DEINE AUFGABEN
**a.** Aktualisiere den Text zur Tiererkennung: Gib ihn beginnend bei „AX Visio Praxis: Tiererkennung“ und endend bei „Modus festlegen muss.“ wieder und setze dabei „Binokular“ an die Stelle von „Fernglas“.
**b.** Beantworte zum Text über die Tiererkennung diese Fragen:
(i) Wo findet die Tiererkennung des AX Visio statt?
(ii) Unter welchem Feld in den Metadaten werden erkannte Tiernamen gespeichert?
(iii) In welcher Sprache zeigt das HUD die Namen an?
**c.** Fasse den Text über die Tiererkennung in zwei Sätzen zusammen.

TEXTABSCHNITT
══════════════════════════════

AX Visio Praxis: Tiererkennung mit KI und FazitDie Tiererkennung, genauer gesagt -Identifikation des AX Visio basiert auf einer mittels Machine Learning angelegten Datenbank und erfolgt offline im Fernglas. Derzeit wird eine große Anzahl von Vögeln oder Säugetieren erkannt, wobei der Nutzer diese Unterscheidung vorher durch Auswahl des jeweiligen Modus festlegen muss.
Viele moderne Digitalkameras verfügen über eine ähnlich per KI angelernte Motiverkennung, um z. B. auf Fahrzeuge, Flugzeuge, Tiere und andere bewegliche Motive scharf stellen und mit dem Fokus rasend schnell verfolgen zu können. Auch hier muss meist vorher im Menü festgelegt werden, worum es sich handelt. Bislang hat meines Wissens nur Canon in der R-Serie eine Funktion, um die unterschiedlichen Motivarten zuverlässig automatisch auseinander halten zu können. Das wäre auch für das AX Visio praktisch.
Die Identifikation erfolgt so: Modus einstellen, Tier anvisieren und die Auslösetaste halb gedrückt halten, sodass die Kamera scharf stellen kann, dann durchdrücken. Im HUD erscheint nun ein Name oder ein Hinweis, falls das Tier nicht identifiziert werden konnte. Allerdings leider alles nur auf englisch. Bei Tiernamen empfinde ich als Laie das manchmal als schwierig. Hier ein paar Beispiele:
Die Blaumeise wurde erkannt und im Display als "American Blue Tit" identifiziert. In der Fotos-App unter "Infos" wird "Blaumeise" angezeigt. Hierbei scheint es sich aber um eine Identifikation von iOS selbst zu handeln. Siehe Erläuterung unten.
Ein wichtiger Hinweis noch: Mit dem Auslösen der Tiererkennung wird praktischerweise immer auch ein Foto geschossen. Identifizierte Tiernamen werden in den Metadaten unter "Image Description" gespeichert. Diese Daten werden offenbar von iOS nicht ausgelesen. Wenn ein Tiername wie "Blaumeise" in Fotos angezeigt wird, ist das offenbar nur die Erkennungsfunktion der Fotos-App. Seltsamerweise werden mir diese Namen in Fotos nicht immer angezeigt.
Die Rate der richtig erkannten Tiere ist, wenn die Voraussetzungen stimmen, sehr hoch, aber nicht perfekt. Und das System kann sich täuschen lassen und erkennt manchmal auch Tiere, die keine sind. Ein Beispiel:
Unter dem Strich ist die Tier-Identifikation eine tolle Hilfe für alle Hobby-Naturbeobachter und sicherlich auch hier und da für den Profi. Schade nur, dass keine deutschen Namen angezeigt werden. Voraussetzung für das Gelingen ist, dass Säugetier oder Vogel eine kurze Zeitlang einigermaßen still sitzen, was gerade bei kleinen nervösen Vögeln selten der Fall ist. Hier braucht man oft etwas Geduld, um den richtigen Moment abzupassen. Eine Identifikation im Flug geht theoretisch auch, ist aber sehr schwierig.

══════════════════════════════

AUSGELESENE EINTRÄGE
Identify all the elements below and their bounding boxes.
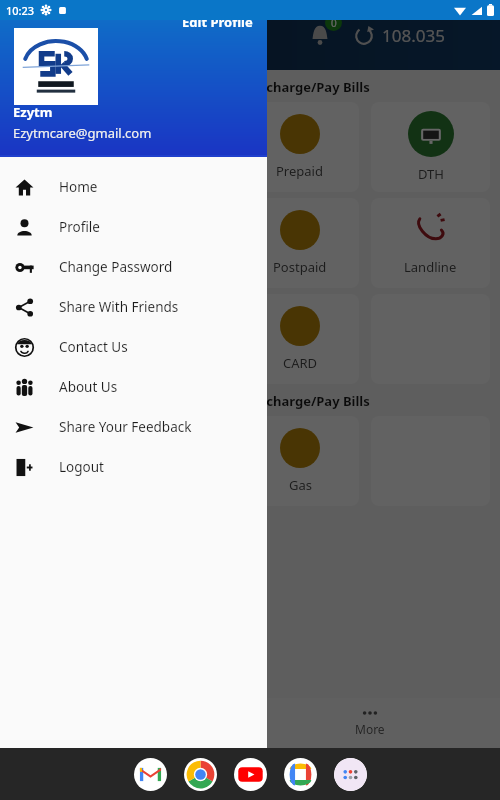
staticText: About Us [59,378,118,396]
staticText: DTH [418,165,444,183]
button[interactable]: Chrome [184,758,217,791]
button[interactable]: YouTube [234,758,267,791]
button[interactable]: Gas [240,416,359,506]
staticText: Contact Us [59,338,128,356]
button[interactable]: Change Password [0,247,267,287]
button[interactable]: Logout [0,447,267,487]
staticText: Recharge/Pay Bills [250,392,370,410]
button[interactable]: Edit Profile [180,11,255,33]
staticText: Postpaid [273,258,327,276]
staticText: Share With Friends [59,298,179,316]
button[interactable]: CARD [240,294,359,384]
staticText: Logout [59,458,104,476]
button[interactable]: More [355,710,385,737]
button[interactable]: Profile [0,207,267,247]
button[interactable]: Share Your Feedback [0,407,267,447]
button[interactable]: Share With Friends [0,287,267,327]
button[interactable]: DTH [371,102,490,192]
staticText: More [355,721,385,737]
staticText: Change Password [59,258,173,276]
button[interactable]: Contact Us [0,327,267,367]
staticText: Ezytm [13,103,53,121]
button[interactable]: Home [0,167,267,207]
staticText: Home [59,178,98,196]
staticText: Profile [59,218,100,236]
staticText: CARD [283,354,318,372]
button[interactable]: About Us [0,367,267,407]
button[interactable]: Photos [284,758,317,791]
staticText: 10:23 [6,3,35,18]
staticText: Gas [289,476,312,494]
button[interactable]: Postpaid [240,198,359,288]
staticText: Ezytmcare@gmail.com [13,124,152,142]
button[interactable]: Landline [371,198,490,288]
staticText: 0 [331,16,337,30]
staticText: Landline [404,258,457,276]
button[interactable]: 108.035 [350,20,449,51]
staticText: Share Your Feedback [59,418,192,436]
button[interactable]: All apps [334,758,367,791]
staticText: Prepaid [276,162,323,180]
button[interactable]: Notifications [300,15,340,55]
staticText: Recharge/Pay Bills [250,78,370,96]
button[interactable]: Prepaid [240,102,359,192]
button[interactable]: Gmail [134,758,167,791]
staticText: 108.035 [382,24,445,47]
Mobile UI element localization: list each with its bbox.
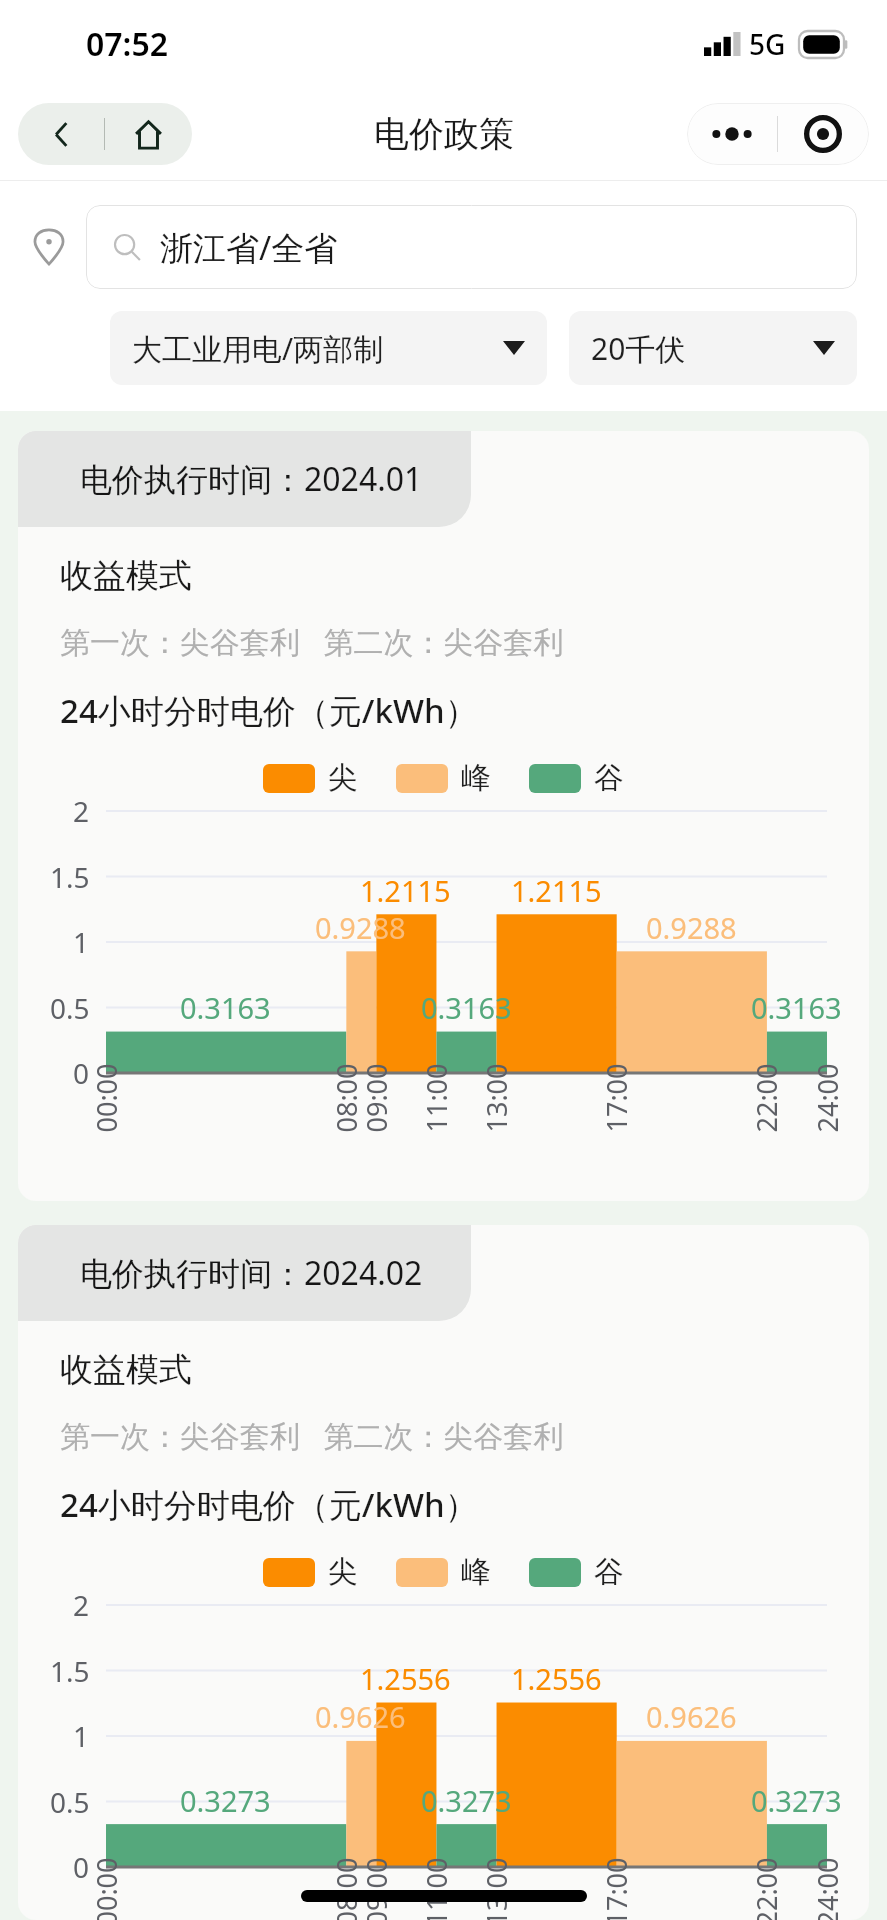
staticText: 谷 bbox=[594, 759, 624, 797]
staticText: 09:00 bbox=[358, 1856, 394, 1920]
staticText: 0 bbox=[73, 1848, 90, 1886]
button[interactable]: Home bbox=[105, 103, 191, 165]
staticText: 24小时分时电价（元/kWh） bbox=[60, 688, 478, 733]
staticText: 0.5 bbox=[50, 989, 90, 1027]
staticText: 峰 bbox=[461, 1553, 491, 1591]
staticText: 1.2115 bbox=[360, 871, 451, 910]
staticText: 08:00 bbox=[328, 1856, 364, 1920]
staticText: 1 bbox=[73, 923, 90, 961]
staticText: 0.3273 bbox=[421, 1781, 512, 1820]
button[interactable]: 大工业用电/两部制 bbox=[110, 311, 547, 385]
staticText: 0.9626 bbox=[646, 1697, 737, 1736]
staticText: 1.2556 bbox=[511, 1659, 602, 1698]
staticText: 0.9626 bbox=[315, 1697, 406, 1736]
staticText: 0.3163 bbox=[751, 988, 842, 1027]
staticText: 尖 bbox=[328, 1553, 358, 1591]
staticText: 20千伏 bbox=[591, 328, 813, 369]
button[interactable]: Back bbox=[18, 103, 104, 165]
staticText: 收益模式 bbox=[60, 1349, 192, 1391]
staticText: 第一次：尖谷套利 第二次：尖谷套利 bbox=[60, 1415, 564, 1456]
staticText: 11:00 bbox=[418, 1856, 454, 1920]
button[interactable]: 20千伏 bbox=[569, 311, 857, 385]
staticText: 2 bbox=[73, 1586, 90, 1624]
staticText: 0.5 bbox=[50, 1783, 90, 1821]
staticText: 电价执行时间：2024.02 bbox=[80, 1251, 423, 1295]
staticText: 5G bbox=[749, 25, 786, 63]
staticText: 17:00 bbox=[598, 1856, 634, 1920]
staticText: 24:00 bbox=[808, 1856, 846, 1920]
staticText: 24小时分时电价（元/kWh） bbox=[60, 1482, 478, 1527]
staticText: 0.3273 bbox=[751, 1781, 842, 1820]
staticText: 07:52 bbox=[86, 22, 169, 66]
staticText: 浙江省/全省 bbox=[160, 225, 338, 270]
button[interactable]: 浙江省/全省 bbox=[86, 205, 857, 289]
button[interactable]: Close bbox=[778, 103, 868, 165]
staticText: 1.5 bbox=[50, 1652, 90, 1690]
staticText: 0.3163 bbox=[421, 988, 512, 1027]
staticText: 09:00 bbox=[358, 1062, 394, 1132]
staticText: 1.2115 bbox=[511, 871, 602, 910]
staticText: 17:00 bbox=[598, 1062, 634, 1132]
staticText: 0.3163 bbox=[180, 988, 271, 1027]
staticText: 0.9288 bbox=[646, 908, 737, 947]
button[interactable]: More options bbox=[687, 103, 777, 165]
staticText: 第一次：尖谷套利 第二次：尖谷套利 bbox=[60, 621, 564, 662]
staticText: 00:00 bbox=[88, 1062, 124, 1132]
staticText: 22:00 bbox=[748, 1856, 784, 1920]
button[interactable]: 电价执行时间：2024.01 bbox=[18, 431, 869, 1201]
staticText: 峰 bbox=[461, 759, 491, 797]
staticText: 24:00 bbox=[808, 1062, 846, 1132]
staticText: 大工业用电/两部制 bbox=[132, 328, 503, 369]
staticText: 2 bbox=[73, 792, 90, 830]
staticText: 0.3273 bbox=[180, 1781, 271, 1820]
staticText: 收益模式 bbox=[60, 555, 192, 597]
staticText: 电价执行时间：2024.01 bbox=[80, 457, 423, 501]
staticText: 08:00 bbox=[328, 1062, 364, 1132]
staticText: 1.5 bbox=[50, 858, 90, 896]
staticText: 电价政策 bbox=[374, 112, 514, 156]
staticText: 1 bbox=[73, 1717, 90, 1755]
other: Location bbox=[30, 228, 68, 266]
staticText: 22:00 bbox=[748, 1062, 784, 1132]
staticText: 13:00 bbox=[478, 1856, 514, 1920]
button[interactable]: 电价执行时间：2024.02 bbox=[18, 1225, 869, 1920]
staticText: 谷 bbox=[594, 1553, 624, 1591]
staticText: 尖 bbox=[328, 759, 358, 797]
staticText: 13:00 bbox=[478, 1062, 514, 1132]
staticText: 00:00 bbox=[88, 1856, 124, 1920]
staticText: 11:00 bbox=[418, 1062, 454, 1132]
staticText: 1.2556 bbox=[360, 1659, 451, 1698]
staticText: 0.9288 bbox=[315, 908, 406, 947]
staticText: 0 bbox=[73, 1054, 90, 1092]
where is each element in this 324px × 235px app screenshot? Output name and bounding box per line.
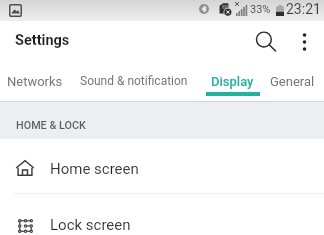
staticText: Networks [7, 74, 63, 89]
button[interactable]: Lock screen [0, 194, 324, 235]
staticText: 33% [250, 3, 271, 16]
button[interactable]: Home screen [0, 139, 324, 194]
button[interactable]: Display [201, 62, 264, 101]
staticText: Lock screen [50, 216, 131, 234]
staticText: Display [211, 74, 254, 89]
staticText: Sound & notification [80, 74, 188, 88]
staticText: General [270, 74, 315, 89]
button[interactable]: Networks [0, 62, 72, 101]
staticText: HOME & LOCK [16, 119, 86, 132]
staticText: Home screen [50, 160, 139, 178]
button[interactable]: Sound & notification [72, 62, 196, 101]
staticText: Settings [15, 32, 70, 49]
button[interactable]: General [261, 62, 324, 101]
button[interactable]: More options [290, 27, 319, 56]
staticText: 23:21 [286, 1, 321, 17]
button[interactable]: Search [250, 26, 282, 58]
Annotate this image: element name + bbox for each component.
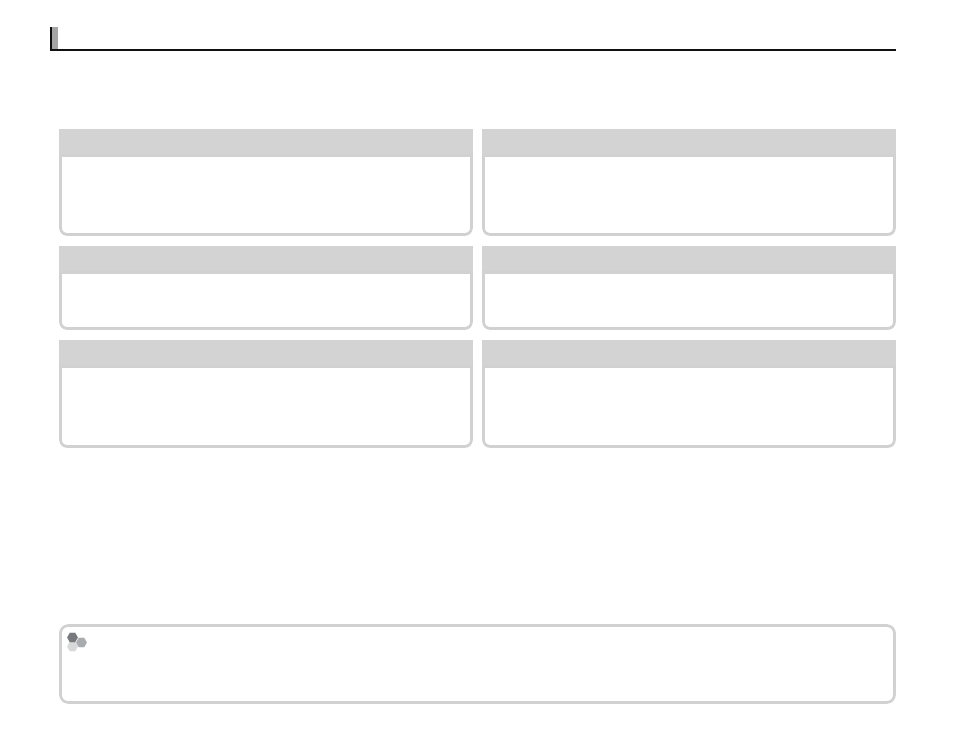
button[interactable]: Card 5 <box>59 340 473 448</box>
button[interactable]: Card 3 <box>59 246 473 330</box>
button[interactable]: Card 2 <box>482 129 896 236</box>
button[interactable]: Selected tab <box>50 27 58 49</box>
button[interactable]: Card 6 <box>482 340 896 448</box>
button[interactable]: Card 1 <box>59 129 473 236</box>
button[interactable]: About <box>59 624 896 704</box>
button[interactable]: Card 4 <box>482 246 896 330</box>
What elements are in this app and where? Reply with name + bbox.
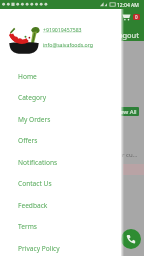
button[interactable]: +919019457583 — [43, 26, 82, 33]
button[interactable]: View All — [112, 107, 139, 116]
staticText: Privacy Policy — [18, 244, 60, 253]
staticText: Logout — [114, 30, 139, 40]
staticText: Feedback — [18, 201, 48, 210]
button[interactable]: Call — [121, 229, 141, 249]
button[interactable]: 0 — [133, 14, 140, 20]
staticText: 12:04 AM — [117, 2, 139, 9]
button[interactable]: Terms — [0, 216, 121, 237]
button[interactable]: Contact Us — [0, 173, 121, 194]
button[interactable]: Feedback — [0, 195, 121, 216]
button[interactable]: info@saivafoods.org — [43, 41, 93, 48]
button[interactable]: Category — [0, 87, 121, 108]
staticText: r cu... — [122, 151, 138, 159]
staticText: Home — [18, 72, 37, 81]
button[interactable]: Offers — [0, 130, 121, 151]
button[interactable]: My Orders — [0, 109, 121, 130]
staticText: 0 — [135, 14, 138, 20]
staticText: Contact Us — [18, 179, 52, 188]
button[interactable]: Shopping cart — [122, 12, 131, 21]
button[interactable]: Notifications — [0, 152, 121, 173]
button[interactable]: Logout — [114, 30, 139, 40]
staticText: Terms — [18, 222, 37, 231]
staticText: Offers — [18, 136, 38, 145]
staticText: Category — [18, 93, 47, 102]
staticText: View All — [115, 108, 137, 116]
staticText: My Orders — [18, 115, 51, 124]
staticText: Notifications — [18, 158, 58, 167]
button[interactable]: Home — [0, 66, 121, 87]
button[interactable]: Privacy Policy — [0, 238, 121, 256]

══════════════════════════════

ERWARTETE ERGEBNISSE
**a.**
AX Visio Praxis: Tiererkennung mit KI und FazitDie Tiererkennung, genauer gesagt -Identifikation des AX Visio basiert auf einer mittels Machine Learning angelegten Datenbank und erfolgt offline im Binokular. Derzeit wird eine große Anzahl von Vögeln oder Säugetieren erkannt, wobei der Nutzer diese Unterscheidung vorher durch Auswahl des jeweiligen Modus festlegen muss.

**b.**
(i) Offline im Fernglas.
(ii) Unter „Image Description“.
(iii) Auf Englisch.

**c.** Das AX Visio erkennt Vögel oder Säugetiere offline mithilfe einer per Machine Learning angelegten Datenbank, wobei der Nutzer vorher den passenden Modus wählen muss und die Namen nur auf Englisch erscheinen. Die Trefferrate ist unter guten Bedingungen sehr hoch, aber nicht perfekt, und das Tier muss dafür kurz einigermaßen still sitzen.